__PROBLEM DETAILS__: Look through the lines below and extract each one that contains "list".
***** THE DATA
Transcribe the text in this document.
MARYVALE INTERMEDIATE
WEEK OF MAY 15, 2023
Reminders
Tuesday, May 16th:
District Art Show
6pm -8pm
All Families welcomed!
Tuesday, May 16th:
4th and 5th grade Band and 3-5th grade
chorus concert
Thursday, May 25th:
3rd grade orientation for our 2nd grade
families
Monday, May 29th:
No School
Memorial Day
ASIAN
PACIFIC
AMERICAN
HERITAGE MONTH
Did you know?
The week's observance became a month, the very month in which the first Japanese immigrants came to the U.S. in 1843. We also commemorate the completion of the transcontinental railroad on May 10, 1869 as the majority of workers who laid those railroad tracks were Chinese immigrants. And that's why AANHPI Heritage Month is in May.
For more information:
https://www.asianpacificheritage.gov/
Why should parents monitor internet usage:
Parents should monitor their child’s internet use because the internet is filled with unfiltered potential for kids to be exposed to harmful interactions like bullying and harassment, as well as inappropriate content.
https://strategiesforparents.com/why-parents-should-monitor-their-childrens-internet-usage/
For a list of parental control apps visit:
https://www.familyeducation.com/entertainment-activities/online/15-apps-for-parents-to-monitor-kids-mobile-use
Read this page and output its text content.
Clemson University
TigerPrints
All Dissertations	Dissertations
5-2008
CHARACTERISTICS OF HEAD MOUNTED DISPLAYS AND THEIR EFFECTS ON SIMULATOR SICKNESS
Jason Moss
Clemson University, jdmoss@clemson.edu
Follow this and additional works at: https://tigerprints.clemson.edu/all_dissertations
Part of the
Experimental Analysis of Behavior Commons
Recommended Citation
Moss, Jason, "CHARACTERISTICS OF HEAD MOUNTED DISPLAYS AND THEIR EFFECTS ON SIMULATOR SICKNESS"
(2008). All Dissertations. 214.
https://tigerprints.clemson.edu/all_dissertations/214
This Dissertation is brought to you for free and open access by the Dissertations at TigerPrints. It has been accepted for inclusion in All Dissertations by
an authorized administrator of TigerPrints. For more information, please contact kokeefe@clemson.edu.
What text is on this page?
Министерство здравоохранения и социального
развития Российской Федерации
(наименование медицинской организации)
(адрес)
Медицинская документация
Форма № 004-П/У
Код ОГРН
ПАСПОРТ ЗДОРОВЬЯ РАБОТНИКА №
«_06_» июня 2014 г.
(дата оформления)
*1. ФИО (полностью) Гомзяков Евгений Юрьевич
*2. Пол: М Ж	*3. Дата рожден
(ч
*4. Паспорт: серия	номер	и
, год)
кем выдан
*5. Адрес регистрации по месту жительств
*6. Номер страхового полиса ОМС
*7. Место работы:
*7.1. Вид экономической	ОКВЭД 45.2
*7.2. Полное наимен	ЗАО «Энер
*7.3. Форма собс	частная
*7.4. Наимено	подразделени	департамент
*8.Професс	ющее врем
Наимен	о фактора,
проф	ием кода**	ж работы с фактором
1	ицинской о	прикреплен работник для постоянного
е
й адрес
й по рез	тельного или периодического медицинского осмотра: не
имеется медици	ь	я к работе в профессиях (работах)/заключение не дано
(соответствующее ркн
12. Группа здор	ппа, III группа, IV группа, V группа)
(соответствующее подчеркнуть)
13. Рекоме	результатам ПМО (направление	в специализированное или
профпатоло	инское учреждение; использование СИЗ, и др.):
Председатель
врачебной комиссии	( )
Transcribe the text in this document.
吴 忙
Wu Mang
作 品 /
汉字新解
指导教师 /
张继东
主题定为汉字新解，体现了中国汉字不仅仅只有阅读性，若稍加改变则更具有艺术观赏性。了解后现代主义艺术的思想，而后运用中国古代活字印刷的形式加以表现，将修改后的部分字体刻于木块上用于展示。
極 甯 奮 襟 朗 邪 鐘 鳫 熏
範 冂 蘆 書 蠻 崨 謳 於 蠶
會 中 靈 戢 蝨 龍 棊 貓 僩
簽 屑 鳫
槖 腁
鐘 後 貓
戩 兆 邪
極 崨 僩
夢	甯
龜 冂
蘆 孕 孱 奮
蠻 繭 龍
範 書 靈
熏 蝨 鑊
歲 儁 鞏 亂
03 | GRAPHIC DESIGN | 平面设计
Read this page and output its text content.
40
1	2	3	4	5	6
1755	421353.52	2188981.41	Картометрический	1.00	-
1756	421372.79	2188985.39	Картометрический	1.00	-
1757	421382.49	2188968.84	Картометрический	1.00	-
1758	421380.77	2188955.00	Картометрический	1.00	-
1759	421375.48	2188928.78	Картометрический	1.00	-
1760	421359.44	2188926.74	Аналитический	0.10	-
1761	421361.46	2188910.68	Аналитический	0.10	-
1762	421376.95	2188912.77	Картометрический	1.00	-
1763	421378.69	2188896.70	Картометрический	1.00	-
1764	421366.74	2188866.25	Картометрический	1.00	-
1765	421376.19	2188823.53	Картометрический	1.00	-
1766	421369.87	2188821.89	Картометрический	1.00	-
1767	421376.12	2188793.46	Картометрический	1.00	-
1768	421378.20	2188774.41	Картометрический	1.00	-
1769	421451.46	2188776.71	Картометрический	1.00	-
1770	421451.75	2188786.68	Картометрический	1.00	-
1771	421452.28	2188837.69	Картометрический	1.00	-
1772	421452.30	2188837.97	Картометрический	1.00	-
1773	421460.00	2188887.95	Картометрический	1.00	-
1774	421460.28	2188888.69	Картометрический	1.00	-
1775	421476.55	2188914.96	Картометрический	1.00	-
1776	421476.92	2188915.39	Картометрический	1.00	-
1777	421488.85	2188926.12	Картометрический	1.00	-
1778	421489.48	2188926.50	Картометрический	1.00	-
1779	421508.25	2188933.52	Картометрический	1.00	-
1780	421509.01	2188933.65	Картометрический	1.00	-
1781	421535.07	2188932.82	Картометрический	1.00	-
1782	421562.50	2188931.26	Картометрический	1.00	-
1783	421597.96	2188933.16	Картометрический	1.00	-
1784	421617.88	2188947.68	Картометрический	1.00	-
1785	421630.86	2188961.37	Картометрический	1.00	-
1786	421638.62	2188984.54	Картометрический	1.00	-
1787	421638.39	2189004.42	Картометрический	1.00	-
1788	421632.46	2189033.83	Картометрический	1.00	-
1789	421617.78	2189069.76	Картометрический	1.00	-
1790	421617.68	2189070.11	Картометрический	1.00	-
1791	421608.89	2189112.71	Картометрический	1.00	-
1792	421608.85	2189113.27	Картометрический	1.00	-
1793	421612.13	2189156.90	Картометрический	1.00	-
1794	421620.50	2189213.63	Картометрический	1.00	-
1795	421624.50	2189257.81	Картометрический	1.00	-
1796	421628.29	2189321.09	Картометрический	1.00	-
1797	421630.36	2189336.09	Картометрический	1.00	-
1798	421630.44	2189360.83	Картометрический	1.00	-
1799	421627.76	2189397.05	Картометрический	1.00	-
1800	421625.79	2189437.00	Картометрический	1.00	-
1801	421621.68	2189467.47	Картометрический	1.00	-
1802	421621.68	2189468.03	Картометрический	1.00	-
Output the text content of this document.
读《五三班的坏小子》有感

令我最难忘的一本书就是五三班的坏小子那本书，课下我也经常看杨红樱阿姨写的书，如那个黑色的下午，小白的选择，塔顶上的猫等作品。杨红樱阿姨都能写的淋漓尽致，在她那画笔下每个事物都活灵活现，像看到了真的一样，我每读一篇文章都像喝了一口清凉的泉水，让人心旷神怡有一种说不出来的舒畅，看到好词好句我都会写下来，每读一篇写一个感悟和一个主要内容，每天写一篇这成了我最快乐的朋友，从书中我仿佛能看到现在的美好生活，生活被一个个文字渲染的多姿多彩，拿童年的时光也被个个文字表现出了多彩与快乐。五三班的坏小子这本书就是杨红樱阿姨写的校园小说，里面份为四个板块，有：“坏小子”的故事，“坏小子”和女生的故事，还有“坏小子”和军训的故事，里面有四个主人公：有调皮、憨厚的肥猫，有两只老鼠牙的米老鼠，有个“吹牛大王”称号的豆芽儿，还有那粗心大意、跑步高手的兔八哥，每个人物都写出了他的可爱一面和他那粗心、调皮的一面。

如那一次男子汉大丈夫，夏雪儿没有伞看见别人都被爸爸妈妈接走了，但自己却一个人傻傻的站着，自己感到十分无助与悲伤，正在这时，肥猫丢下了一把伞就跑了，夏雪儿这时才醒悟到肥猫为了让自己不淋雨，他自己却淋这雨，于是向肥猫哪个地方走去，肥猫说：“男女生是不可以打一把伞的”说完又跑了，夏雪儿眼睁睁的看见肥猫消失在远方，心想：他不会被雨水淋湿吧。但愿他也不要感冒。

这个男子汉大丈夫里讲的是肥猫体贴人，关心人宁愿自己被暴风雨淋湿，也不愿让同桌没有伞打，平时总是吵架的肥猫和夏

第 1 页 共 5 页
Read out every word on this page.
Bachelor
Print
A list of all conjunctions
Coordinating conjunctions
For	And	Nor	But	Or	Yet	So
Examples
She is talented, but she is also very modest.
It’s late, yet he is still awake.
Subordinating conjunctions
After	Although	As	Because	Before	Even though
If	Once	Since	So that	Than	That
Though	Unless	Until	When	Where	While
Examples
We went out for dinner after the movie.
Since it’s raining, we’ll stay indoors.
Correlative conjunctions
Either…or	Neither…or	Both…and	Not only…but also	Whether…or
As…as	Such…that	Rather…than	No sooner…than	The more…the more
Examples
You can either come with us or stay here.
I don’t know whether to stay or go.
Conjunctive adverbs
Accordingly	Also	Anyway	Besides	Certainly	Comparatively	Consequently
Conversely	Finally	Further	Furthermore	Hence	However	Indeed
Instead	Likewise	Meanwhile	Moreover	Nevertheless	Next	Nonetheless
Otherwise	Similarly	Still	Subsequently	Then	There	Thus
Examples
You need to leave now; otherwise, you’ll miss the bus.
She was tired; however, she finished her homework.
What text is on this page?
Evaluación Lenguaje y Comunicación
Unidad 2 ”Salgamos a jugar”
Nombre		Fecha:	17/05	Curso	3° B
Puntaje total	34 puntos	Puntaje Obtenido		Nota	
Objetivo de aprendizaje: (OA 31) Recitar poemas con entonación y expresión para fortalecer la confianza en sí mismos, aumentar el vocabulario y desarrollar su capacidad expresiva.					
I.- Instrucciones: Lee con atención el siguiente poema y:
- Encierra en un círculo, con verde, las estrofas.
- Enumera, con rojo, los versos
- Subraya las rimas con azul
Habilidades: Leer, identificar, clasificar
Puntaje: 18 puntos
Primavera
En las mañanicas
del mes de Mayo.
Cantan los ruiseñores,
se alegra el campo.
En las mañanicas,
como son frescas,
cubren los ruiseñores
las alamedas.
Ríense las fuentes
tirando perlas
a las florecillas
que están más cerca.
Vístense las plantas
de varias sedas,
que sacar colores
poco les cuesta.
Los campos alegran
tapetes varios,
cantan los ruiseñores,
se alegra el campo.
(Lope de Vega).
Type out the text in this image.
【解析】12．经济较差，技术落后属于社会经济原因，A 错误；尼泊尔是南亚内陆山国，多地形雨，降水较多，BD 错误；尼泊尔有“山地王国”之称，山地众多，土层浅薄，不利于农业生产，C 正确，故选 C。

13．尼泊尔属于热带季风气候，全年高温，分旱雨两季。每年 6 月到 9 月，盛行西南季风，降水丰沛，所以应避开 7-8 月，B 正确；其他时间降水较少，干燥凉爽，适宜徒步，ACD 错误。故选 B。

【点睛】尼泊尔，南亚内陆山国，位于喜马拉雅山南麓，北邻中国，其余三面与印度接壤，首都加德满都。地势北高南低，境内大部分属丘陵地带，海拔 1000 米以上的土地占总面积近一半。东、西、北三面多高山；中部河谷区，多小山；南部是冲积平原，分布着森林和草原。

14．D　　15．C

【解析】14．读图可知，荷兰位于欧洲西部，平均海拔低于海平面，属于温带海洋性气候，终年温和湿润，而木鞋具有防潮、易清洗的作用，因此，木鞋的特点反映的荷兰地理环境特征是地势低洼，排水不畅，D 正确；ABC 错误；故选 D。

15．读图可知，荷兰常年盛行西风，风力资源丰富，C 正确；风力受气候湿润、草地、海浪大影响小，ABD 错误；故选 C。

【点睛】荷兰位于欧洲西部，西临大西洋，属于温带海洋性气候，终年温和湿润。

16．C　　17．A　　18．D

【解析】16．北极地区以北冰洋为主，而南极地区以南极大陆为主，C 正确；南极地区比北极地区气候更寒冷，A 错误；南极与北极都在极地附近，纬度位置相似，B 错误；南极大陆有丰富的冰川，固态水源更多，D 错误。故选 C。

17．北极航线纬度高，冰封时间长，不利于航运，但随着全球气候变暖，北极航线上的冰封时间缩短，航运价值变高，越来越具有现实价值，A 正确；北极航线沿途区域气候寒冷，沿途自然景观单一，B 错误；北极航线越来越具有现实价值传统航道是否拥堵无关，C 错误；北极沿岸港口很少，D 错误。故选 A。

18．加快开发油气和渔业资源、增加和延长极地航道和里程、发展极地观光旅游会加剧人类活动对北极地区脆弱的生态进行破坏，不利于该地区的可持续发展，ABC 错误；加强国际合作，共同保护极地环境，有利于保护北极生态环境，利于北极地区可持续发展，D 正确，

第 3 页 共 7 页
**********
__FINISHED TASK__:
For a list of parental control apps visit:
A list of all conjunctions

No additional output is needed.